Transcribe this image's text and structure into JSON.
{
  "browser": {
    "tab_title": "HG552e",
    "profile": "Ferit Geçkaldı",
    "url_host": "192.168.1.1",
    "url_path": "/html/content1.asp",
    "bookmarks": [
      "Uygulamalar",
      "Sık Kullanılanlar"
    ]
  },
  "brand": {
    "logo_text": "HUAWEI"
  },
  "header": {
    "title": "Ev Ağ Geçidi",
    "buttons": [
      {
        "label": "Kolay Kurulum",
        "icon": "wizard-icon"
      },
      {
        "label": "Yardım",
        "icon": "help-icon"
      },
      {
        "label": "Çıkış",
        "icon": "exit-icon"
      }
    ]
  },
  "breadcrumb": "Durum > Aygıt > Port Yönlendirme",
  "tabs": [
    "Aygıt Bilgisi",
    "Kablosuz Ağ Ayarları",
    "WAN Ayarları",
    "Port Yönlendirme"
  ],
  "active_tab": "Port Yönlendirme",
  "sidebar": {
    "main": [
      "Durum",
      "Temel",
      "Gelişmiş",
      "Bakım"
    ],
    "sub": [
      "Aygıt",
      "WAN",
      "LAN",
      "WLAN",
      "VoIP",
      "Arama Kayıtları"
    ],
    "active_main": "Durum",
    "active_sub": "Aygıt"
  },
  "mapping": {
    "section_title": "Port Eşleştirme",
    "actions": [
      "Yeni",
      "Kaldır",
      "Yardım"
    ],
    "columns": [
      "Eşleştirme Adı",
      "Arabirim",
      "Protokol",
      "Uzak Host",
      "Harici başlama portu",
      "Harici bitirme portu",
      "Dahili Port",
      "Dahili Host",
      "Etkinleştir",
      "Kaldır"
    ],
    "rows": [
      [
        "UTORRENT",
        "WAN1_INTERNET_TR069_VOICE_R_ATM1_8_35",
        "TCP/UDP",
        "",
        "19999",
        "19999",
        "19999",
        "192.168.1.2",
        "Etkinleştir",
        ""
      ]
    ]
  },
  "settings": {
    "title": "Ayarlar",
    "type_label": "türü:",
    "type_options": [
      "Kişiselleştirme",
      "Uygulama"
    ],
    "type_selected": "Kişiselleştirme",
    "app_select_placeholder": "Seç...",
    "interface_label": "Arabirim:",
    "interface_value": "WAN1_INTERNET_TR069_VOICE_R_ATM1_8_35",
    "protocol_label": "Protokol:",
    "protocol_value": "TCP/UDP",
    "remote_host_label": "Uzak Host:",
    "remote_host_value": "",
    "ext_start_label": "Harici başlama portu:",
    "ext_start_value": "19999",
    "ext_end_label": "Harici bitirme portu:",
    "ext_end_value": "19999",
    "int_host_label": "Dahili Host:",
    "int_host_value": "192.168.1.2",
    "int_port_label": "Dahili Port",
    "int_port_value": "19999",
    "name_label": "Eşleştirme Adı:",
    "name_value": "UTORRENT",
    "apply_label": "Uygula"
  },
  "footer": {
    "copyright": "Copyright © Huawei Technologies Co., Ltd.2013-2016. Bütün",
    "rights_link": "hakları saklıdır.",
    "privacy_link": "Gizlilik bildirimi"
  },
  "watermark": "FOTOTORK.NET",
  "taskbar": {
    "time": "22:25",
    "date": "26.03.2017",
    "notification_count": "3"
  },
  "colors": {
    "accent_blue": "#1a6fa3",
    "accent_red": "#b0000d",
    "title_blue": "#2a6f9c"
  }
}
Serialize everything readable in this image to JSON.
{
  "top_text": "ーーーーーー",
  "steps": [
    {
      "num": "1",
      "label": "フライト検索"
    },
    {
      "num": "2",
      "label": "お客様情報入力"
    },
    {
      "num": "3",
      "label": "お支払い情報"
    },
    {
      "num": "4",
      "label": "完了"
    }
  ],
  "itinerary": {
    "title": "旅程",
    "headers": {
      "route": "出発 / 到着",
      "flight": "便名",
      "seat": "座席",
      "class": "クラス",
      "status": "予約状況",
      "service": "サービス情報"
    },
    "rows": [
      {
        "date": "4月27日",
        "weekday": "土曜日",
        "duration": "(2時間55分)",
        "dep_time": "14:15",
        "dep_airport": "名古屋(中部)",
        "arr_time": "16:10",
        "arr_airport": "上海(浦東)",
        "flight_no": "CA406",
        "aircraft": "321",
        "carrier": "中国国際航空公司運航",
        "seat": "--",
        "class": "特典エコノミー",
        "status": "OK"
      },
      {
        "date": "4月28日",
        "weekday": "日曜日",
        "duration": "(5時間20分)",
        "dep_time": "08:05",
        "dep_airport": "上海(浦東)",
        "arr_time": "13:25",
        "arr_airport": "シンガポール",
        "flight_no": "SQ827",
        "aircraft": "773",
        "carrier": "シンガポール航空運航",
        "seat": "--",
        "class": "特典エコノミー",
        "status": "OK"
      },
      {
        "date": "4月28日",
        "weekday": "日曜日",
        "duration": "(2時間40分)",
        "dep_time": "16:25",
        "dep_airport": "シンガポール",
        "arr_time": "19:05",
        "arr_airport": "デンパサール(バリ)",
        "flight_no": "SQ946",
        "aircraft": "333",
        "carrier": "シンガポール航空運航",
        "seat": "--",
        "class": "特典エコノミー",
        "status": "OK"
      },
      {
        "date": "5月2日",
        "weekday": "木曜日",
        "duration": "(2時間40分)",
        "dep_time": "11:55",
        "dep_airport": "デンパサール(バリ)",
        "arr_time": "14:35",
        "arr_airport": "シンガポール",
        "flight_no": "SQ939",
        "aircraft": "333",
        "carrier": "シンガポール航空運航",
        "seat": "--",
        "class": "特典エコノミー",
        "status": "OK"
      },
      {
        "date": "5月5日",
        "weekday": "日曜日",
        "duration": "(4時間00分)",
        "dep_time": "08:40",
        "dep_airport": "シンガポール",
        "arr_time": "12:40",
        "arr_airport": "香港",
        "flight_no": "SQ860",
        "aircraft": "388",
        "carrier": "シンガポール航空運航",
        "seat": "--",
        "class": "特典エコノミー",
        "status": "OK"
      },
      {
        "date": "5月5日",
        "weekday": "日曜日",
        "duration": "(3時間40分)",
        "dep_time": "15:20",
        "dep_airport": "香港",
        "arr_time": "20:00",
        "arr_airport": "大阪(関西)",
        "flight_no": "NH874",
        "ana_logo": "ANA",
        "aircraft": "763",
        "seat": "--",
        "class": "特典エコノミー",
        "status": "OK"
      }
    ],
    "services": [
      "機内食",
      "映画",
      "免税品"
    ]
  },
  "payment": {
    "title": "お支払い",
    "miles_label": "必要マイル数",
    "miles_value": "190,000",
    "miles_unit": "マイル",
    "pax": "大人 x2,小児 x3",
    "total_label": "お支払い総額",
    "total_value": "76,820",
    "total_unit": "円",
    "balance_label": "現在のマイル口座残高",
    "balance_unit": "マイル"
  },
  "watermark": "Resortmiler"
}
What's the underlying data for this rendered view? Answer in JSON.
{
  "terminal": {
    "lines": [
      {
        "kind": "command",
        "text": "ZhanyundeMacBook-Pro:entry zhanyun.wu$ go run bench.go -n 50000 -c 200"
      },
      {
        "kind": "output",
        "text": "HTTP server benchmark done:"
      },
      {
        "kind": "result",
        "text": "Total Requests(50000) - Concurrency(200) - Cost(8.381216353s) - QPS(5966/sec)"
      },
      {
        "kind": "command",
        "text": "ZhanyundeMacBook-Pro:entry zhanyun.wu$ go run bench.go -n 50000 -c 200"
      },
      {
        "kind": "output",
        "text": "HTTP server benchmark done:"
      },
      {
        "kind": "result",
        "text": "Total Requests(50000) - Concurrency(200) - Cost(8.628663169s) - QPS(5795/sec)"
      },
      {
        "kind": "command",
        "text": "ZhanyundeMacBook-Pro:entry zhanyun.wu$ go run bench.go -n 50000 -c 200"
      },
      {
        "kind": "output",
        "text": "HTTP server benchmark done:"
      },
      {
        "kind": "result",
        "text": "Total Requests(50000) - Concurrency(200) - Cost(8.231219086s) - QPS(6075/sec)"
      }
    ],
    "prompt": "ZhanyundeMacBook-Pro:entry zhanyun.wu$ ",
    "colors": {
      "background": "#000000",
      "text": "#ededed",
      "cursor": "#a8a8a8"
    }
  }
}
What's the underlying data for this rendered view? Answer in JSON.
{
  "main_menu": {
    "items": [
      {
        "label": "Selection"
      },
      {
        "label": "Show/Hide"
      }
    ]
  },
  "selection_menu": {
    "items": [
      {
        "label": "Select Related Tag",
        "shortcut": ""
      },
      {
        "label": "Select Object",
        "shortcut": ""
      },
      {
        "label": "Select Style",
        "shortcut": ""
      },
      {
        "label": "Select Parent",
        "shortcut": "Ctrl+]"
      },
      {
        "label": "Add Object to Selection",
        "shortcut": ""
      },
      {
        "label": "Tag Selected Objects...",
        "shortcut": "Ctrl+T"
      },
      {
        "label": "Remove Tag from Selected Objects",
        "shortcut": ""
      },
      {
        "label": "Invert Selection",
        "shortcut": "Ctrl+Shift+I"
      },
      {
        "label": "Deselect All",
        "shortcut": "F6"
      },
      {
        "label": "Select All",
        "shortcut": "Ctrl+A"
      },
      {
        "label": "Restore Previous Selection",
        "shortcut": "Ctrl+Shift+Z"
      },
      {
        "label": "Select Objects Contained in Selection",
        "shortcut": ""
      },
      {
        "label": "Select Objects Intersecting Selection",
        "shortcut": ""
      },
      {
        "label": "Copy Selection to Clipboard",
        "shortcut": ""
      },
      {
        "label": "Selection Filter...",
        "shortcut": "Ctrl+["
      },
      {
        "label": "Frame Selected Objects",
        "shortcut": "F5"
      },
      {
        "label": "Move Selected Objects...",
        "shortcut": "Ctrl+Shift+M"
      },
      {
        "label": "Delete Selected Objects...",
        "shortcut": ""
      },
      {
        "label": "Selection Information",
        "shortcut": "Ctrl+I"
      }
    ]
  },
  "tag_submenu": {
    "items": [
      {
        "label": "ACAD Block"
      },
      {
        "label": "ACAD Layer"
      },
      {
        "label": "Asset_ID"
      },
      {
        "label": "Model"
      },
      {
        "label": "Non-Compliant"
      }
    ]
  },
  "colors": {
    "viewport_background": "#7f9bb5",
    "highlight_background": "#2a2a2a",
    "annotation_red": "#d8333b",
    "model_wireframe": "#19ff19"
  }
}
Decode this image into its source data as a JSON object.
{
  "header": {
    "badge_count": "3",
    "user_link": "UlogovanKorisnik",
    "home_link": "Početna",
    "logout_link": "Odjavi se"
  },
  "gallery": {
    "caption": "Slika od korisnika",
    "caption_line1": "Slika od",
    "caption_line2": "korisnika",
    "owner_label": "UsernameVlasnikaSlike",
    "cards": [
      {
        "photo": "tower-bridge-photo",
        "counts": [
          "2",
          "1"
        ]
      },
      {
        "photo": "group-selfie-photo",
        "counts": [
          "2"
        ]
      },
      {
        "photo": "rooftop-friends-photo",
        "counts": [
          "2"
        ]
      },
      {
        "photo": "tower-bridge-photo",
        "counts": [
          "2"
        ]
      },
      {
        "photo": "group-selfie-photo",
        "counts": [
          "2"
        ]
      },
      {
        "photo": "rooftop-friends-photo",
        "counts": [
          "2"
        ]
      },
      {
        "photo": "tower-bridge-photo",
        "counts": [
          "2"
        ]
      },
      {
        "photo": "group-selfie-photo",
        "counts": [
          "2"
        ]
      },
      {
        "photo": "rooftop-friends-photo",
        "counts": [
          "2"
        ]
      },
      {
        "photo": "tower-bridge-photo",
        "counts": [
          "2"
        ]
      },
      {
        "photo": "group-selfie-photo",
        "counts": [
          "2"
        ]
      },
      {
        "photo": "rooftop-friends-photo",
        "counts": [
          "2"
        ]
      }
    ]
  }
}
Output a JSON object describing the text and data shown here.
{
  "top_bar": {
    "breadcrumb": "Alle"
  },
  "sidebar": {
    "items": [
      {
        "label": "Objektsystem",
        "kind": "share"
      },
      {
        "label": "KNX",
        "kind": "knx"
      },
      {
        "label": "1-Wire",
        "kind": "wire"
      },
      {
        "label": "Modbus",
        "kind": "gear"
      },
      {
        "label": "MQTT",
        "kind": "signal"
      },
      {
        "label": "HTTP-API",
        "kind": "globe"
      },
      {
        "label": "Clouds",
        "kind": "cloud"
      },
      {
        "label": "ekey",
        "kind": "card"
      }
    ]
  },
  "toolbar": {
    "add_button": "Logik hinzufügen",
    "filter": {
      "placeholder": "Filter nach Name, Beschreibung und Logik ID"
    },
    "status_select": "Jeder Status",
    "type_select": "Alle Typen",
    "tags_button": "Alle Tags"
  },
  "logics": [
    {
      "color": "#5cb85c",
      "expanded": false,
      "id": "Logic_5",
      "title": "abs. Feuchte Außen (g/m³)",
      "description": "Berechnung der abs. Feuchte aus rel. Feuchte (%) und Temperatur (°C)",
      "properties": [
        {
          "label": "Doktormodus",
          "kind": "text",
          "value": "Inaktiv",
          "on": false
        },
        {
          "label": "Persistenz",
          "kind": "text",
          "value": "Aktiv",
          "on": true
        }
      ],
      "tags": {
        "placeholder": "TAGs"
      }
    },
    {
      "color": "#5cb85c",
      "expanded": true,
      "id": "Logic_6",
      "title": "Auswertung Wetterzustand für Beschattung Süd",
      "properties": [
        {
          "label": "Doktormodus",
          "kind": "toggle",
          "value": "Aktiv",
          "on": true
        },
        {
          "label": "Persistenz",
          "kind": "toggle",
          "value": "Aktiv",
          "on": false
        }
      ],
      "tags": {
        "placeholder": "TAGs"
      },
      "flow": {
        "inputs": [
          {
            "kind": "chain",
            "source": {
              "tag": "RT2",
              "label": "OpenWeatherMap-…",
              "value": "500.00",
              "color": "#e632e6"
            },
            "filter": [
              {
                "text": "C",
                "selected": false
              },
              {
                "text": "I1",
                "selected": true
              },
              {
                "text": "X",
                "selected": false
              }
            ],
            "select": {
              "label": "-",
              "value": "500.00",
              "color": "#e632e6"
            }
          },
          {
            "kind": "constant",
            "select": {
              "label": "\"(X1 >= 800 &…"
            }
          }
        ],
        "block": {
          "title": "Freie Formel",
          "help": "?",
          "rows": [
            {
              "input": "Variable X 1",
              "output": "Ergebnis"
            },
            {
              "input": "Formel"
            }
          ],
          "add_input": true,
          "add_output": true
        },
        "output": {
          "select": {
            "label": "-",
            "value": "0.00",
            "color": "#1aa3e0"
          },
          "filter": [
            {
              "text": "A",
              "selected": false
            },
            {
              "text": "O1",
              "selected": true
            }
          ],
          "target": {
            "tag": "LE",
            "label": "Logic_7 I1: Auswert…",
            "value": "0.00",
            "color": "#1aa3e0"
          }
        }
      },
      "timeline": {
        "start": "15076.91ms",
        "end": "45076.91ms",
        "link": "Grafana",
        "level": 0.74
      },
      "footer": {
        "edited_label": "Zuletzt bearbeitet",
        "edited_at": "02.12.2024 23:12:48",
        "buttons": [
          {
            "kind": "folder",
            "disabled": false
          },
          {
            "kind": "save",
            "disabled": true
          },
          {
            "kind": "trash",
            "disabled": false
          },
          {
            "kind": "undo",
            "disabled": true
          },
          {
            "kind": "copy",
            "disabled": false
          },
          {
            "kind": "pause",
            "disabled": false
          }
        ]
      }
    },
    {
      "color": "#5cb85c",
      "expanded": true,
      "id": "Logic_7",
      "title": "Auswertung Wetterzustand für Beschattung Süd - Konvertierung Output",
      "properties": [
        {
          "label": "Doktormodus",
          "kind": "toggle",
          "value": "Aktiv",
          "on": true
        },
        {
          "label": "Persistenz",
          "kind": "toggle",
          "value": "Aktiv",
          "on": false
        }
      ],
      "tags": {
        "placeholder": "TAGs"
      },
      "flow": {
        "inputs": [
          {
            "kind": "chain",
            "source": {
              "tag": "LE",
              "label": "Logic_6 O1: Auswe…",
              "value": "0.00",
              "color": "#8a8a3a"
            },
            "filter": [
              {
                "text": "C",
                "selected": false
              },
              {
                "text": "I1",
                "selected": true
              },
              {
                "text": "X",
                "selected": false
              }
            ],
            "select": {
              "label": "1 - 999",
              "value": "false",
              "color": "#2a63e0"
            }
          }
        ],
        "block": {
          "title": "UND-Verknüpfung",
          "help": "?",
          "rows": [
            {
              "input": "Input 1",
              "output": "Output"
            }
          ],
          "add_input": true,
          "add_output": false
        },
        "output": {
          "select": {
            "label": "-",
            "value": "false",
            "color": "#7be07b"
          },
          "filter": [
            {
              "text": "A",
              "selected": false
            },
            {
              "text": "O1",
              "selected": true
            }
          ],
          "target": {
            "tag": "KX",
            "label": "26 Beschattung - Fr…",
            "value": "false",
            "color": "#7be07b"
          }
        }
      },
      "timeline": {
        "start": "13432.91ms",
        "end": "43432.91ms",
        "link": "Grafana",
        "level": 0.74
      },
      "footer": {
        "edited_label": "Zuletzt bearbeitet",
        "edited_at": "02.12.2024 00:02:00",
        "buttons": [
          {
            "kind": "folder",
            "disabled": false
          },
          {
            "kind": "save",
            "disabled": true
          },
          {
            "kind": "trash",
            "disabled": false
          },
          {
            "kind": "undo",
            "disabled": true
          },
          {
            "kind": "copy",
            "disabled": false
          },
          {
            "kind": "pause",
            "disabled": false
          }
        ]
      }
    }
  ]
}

• AIM OF THE EXERCISE
Copy every line in the records above that contains the word "Arabirim".

• SOLUTION
      "Arabirim",
    "interface_label": "Arabirim:",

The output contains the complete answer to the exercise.